Take the listing and print it in full, exactly as given.

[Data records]
┌──
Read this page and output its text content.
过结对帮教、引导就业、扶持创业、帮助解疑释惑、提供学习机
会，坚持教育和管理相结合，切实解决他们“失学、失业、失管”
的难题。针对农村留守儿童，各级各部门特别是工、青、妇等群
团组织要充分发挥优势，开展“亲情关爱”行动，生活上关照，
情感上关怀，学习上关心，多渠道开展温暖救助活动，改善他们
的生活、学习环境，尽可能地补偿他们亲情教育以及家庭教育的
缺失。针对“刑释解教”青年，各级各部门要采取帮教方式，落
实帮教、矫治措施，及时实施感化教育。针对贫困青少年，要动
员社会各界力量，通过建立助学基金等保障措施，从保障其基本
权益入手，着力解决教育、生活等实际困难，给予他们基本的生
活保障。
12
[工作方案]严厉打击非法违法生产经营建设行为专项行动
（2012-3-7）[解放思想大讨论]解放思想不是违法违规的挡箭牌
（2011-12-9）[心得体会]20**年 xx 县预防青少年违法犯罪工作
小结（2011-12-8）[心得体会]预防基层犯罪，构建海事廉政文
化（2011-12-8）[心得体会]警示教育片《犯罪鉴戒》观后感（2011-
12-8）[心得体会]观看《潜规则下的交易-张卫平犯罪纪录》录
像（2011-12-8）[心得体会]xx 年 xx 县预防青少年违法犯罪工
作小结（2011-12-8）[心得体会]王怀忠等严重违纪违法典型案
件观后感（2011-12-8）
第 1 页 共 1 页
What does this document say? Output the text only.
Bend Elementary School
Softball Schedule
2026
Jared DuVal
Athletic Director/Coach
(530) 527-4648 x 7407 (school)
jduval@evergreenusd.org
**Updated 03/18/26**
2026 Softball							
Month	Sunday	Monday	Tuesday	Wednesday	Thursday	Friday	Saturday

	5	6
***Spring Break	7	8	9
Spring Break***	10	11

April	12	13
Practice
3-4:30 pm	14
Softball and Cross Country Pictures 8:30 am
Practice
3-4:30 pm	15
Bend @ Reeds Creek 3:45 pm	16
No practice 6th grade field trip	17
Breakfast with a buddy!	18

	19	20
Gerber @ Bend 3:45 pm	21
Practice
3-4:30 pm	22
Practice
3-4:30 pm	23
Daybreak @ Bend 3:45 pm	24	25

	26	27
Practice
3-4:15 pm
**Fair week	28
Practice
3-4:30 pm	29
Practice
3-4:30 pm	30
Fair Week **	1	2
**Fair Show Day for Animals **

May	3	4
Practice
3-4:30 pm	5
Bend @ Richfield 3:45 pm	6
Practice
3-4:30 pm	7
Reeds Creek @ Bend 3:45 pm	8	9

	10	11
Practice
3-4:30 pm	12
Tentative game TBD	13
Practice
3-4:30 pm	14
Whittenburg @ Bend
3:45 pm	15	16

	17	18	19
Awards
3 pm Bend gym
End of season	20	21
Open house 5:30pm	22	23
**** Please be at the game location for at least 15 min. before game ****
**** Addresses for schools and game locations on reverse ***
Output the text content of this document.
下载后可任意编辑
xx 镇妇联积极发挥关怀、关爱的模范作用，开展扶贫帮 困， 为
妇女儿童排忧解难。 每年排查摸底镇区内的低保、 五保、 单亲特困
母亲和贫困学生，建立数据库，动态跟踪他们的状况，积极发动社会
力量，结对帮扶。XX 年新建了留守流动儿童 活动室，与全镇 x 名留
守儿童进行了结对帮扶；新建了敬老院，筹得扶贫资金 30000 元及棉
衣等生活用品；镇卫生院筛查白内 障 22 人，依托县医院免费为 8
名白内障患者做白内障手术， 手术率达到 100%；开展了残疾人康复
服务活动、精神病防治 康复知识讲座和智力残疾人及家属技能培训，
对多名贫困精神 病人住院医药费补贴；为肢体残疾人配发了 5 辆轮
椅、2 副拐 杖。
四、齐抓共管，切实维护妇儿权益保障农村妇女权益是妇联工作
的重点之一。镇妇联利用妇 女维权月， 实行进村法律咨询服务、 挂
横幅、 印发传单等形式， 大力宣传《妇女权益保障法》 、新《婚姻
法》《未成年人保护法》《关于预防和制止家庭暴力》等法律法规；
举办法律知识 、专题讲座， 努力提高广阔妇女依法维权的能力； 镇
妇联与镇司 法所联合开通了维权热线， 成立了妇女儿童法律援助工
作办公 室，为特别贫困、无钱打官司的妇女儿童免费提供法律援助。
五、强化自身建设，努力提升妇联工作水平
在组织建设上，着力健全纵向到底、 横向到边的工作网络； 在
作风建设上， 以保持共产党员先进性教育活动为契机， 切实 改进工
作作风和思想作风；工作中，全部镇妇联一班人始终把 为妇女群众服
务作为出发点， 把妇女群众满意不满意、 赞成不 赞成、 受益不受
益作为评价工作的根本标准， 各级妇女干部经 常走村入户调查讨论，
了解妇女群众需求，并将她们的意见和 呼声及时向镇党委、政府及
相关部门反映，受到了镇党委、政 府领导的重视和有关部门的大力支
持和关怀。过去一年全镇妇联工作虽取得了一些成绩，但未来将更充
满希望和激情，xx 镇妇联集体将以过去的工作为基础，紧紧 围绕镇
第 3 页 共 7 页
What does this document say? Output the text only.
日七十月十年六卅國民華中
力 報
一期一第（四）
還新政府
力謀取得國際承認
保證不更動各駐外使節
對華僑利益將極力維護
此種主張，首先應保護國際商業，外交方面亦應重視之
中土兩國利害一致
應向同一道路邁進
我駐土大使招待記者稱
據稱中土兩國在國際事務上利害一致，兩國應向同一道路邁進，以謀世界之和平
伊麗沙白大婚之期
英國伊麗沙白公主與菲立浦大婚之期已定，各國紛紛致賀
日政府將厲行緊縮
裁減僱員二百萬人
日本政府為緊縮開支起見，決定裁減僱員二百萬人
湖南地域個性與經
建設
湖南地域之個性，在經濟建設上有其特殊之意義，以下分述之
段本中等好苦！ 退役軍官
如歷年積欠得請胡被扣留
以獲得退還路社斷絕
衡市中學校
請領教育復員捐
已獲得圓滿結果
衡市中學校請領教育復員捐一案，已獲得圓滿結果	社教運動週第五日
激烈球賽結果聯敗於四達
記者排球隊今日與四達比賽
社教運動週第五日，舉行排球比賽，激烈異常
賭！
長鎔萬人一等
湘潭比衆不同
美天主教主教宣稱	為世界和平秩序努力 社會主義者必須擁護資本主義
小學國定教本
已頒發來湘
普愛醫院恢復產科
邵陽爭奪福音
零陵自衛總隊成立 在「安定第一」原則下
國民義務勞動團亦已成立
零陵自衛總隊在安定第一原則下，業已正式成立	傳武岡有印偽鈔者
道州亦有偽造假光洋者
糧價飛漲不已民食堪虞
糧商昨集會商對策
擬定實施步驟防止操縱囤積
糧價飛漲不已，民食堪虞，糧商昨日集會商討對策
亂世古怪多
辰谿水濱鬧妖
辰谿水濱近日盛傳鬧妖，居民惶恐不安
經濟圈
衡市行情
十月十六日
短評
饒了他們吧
└──
◆ Solved problem ◆
Read this page and output its text content.
过结对帮教、引导就业、扶持创业、帮助解疑释惑、提供学习机
会，坚持教育和管理相结合，切实解决他们“失学、失业、失管”
的难题。针对农村留守儿童，各级各部门特别是工、青、妇等群
团组织要充分发挥优势，开展“亲情关爱”行动，生活上关照，
情感上关怀，学习上关心，多渠道开展温暖救助活动，改善他们
的生活、学习环境，尽可能地补偿他们亲情教育以及家庭教育的
缺失。针对“刑释解教”青年，各级各部门要采取帮教方式，落
实帮教、矫治措施，及时实施感化教育。针对贫困青少年，要动
员社会各界力量，通过建立助学基金等保障措施，从保障其基本
权益入手，着力解决教育、生活等实际困难，给予他们基本的生
活保障。
12
[工作方案]严厉打击非法违法生产经营建设行为专项行动
（2012-3-7）[解放思想大讨论]解放思想不是违法违规的挡箭牌
（2011-12-9）[心得体会]20**年 xx 县预防青少年违法犯罪工作
小结（2011-12-8）[心得体会]预防基层犯罪，构建海事廉政文
化（2011-12-8）[心得体会]警示教育片《犯罪鉴戒》观后感（2011-
12-8）[心得体会]观看《潜规则下的交易-张卫平犯罪纪录》录
像（2011-12-8）[心得体会]xx 年 xx 县预防青少年违法犯罪工
作小结（2011-12-8）[心得体会]王怀忠等严重违纪违法典型案
件观后感（2011-12-8）
第 1 页 共 1 页
What does this document say? Output the text only.
Bend Elementary School
Softball Schedule
2026
Jared DuVal
Athletic Director/Coach
(530) 527-4648 x 7407 (school)
jduval@evergreenusd.org
**Updated 03/18/26**
2026 Softball							
Month	Sunday	Monday	Tuesday	Wednesday	Thursday	Friday	Saturday

	5	6
***Spring Break	7	8	9
Spring Break***	10	11

April	12	13
Practice
3-4:30 pm	14
Softball and Cross Country Pictures 8:30 am
Practice
3-4:30 pm	15
Bend @ Reeds Creek 3:45 pm	16
No practice 6th grade field trip	17
Breakfast with a buddy!	18

	19	20
Gerber @ Bend 3:45 pm	21
Practice
3-4:30 pm	22
Practice
3-4:30 pm	23
Daybreak @ Bend 3:45 pm	24	25

	26	27
Practice
3-4:15 pm
**Fair week	28
Practice
3-4:30 pm	29
Practice
3-4:30 pm	30
Fair Week **	1	2
**Fair Show Day for Animals **

May	3	4
Practice
3-4:30 pm	5
Bend @ Richfield 3:45 pm	6
Practice
3-4:30 pm	7
Reeds Creek @ Bend 3:45 pm	8	9

	10	11
Practice
3-4:30 pm	12
Tentative game TBD	13
Practice
3-4:30 pm	14
Whittenburg @ Bend
3:45 pm	15	16

	17	18	19
Awards
3 pm Bend gym
End of season	20	21
Open house 5:30pm	22	23
**** Please be at the game location for at least 15 min. before game ****
**** Addresses for schools and game locations on reverse ***
Output the text content of this document.
下载后可任意编辑
xx 镇妇联积极发挥关怀、关爱的模范作用，开展扶贫帮 困， 为
妇女儿童排忧解难。 每年排查摸底镇区内的低保、 五保、 单亲特困
母亲和贫困学生，建立数据库，动态跟踪他们的状况，积极发动社会
力量，结对帮扶。XX 年新建了留守流动儿童 活动室，与全镇 x 名留
守儿童进行了结对帮扶；新建了敬老院，筹得扶贫资金 30000 元及棉
衣等生活用品；镇卫生院筛查白内 障 22 人，依托县医院免费为 8
名白内障患者做白内障手术， 手术率达到 100%；开展了残疾人康复
服务活动、精神病防治 康复知识讲座和智力残疾人及家属技能培训，
对多名贫困精神 病人住院医药费补贴；为肢体残疾人配发了 5 辆轮
椅、2 副拐 杖。
四、齐抓共管，切实维护妇儿权益保障农村妇女权益是妇联工作
的重点之一。镇妇联利用妇 女维权月， 实行进村法律咨询服务、 挂
横幅、 印发传单等形式， 大力宣传《妇女权益保障法》 、新《婚姻
法》《未成年人保护法》《关于预防和制止家庭暴力》等法律法规；
举办法律知识 、专题讲座， 努力提高广阔妇女依法维权的能力； 镇
妇联与镇司 法所联合开通了维权热线， 成立了妇女儿童法律援助工
作办公 室，为特别贫困、无钱打官司的妇女儿童免费提供法律援助。
五、强化自身建设，努力提升妇联工作水平
在组织建设上，着力健全纵向到底、 横向到边的工作网络； 在
作风建设上， 以保持共产党员先进性教育活动为契机， 切实 改进工
作作风和思想作风；工作中，全部镇妇联一班人始终把 为妇女群众服
务作为出发点， 把妇女群众满意不满意、 赞成不 赞成、 受益不受
益作为评价工作的根本标准， 各级妇女干部经 常走村入户调查讨论，
了解妇女群众需求，并将她们的意见和 呼声及时向镇党委、政府及
相关部门反映，受到了镇党委、政 府领导的重视和有关部门的大力支
持和关怀。过去一年全镇妇联工作虽取得了一些成绩，但未来将更充
满希望和激情，xx 镇妇联集体将以过去的工作为基础，紧紧 围绕镇
第 3 页 共 7 页
What does this document say? Output the text only.
日七十月十年六卅國民華中
力 報
一期一第（四）
還新政府
力謀取得國際承認
保證不更動各駐外使節
對華僑利益將極力維護
此種主張，首先應保護國際商業，外交方面亦應重視之
中土兩國利害一致
應向同一道路邁進
我駐土大使招待記者稱
據稱中土兩國在國際事務上利害一致，兩國應向同一道路邁進，以謀世界之和平
伊麗沙白大婚之期
英國伊麗沙白公主與菲立浦大婚之期已定，各國紛紛致賀
日政府將厲行緊縮
裁減僱員二百萬人
日本政府為緊縮開支起見，決定裁減僱員二百萬人
湖南地域個性與經
建設
湖南地域之個性，在經濟建設上有其特殊之意義，以下分述之
段本中等好苦！ 退役軍官
如歷年積欠得請胡被扣留
以獲得退還路社斷絕
衡市中學校
請領教育復員捐
已獲得圓滿結果
衡市中學校請領教育復員捐一案，已獲得圓滿結果	社教運動週第五日
激烈球賽結果聯敗於四達
記者排球隊今日與四達比賽
社教運動週第五日，舉行排球比賽，激烈異常
賭！
長鎔萬人一等
湘潭比衆不同
美天主教主教宣稱	為世界和平秩序努力 社會主義者必須擁護資本主義
小學國定教本
已頒發來湘
普愛醫院恢復產科
邵陽爭奪福音
零陵自衛總隊成立 在「安定第一」原則下
國民義務勞動團亦已成立
零陵自衛總隊在安定第一原則下，業已正式成立	傳武岡有印偽鈔者
道州亦有偽造假光洋者
糧價飛漲不已民食堪虞
糧商昨集會商對策
擬定實施步驟防止操縱囤積
糧價飛漲不已，民食堪虞，糧商昨日集會商討對策
亂世古怪多
辰谿水濱鬧妖
辰谿水濱近日盛傳鬧妖，居民惶恐不安
經濟圈
衡市行情
十月十六日
短評
饒了他們吧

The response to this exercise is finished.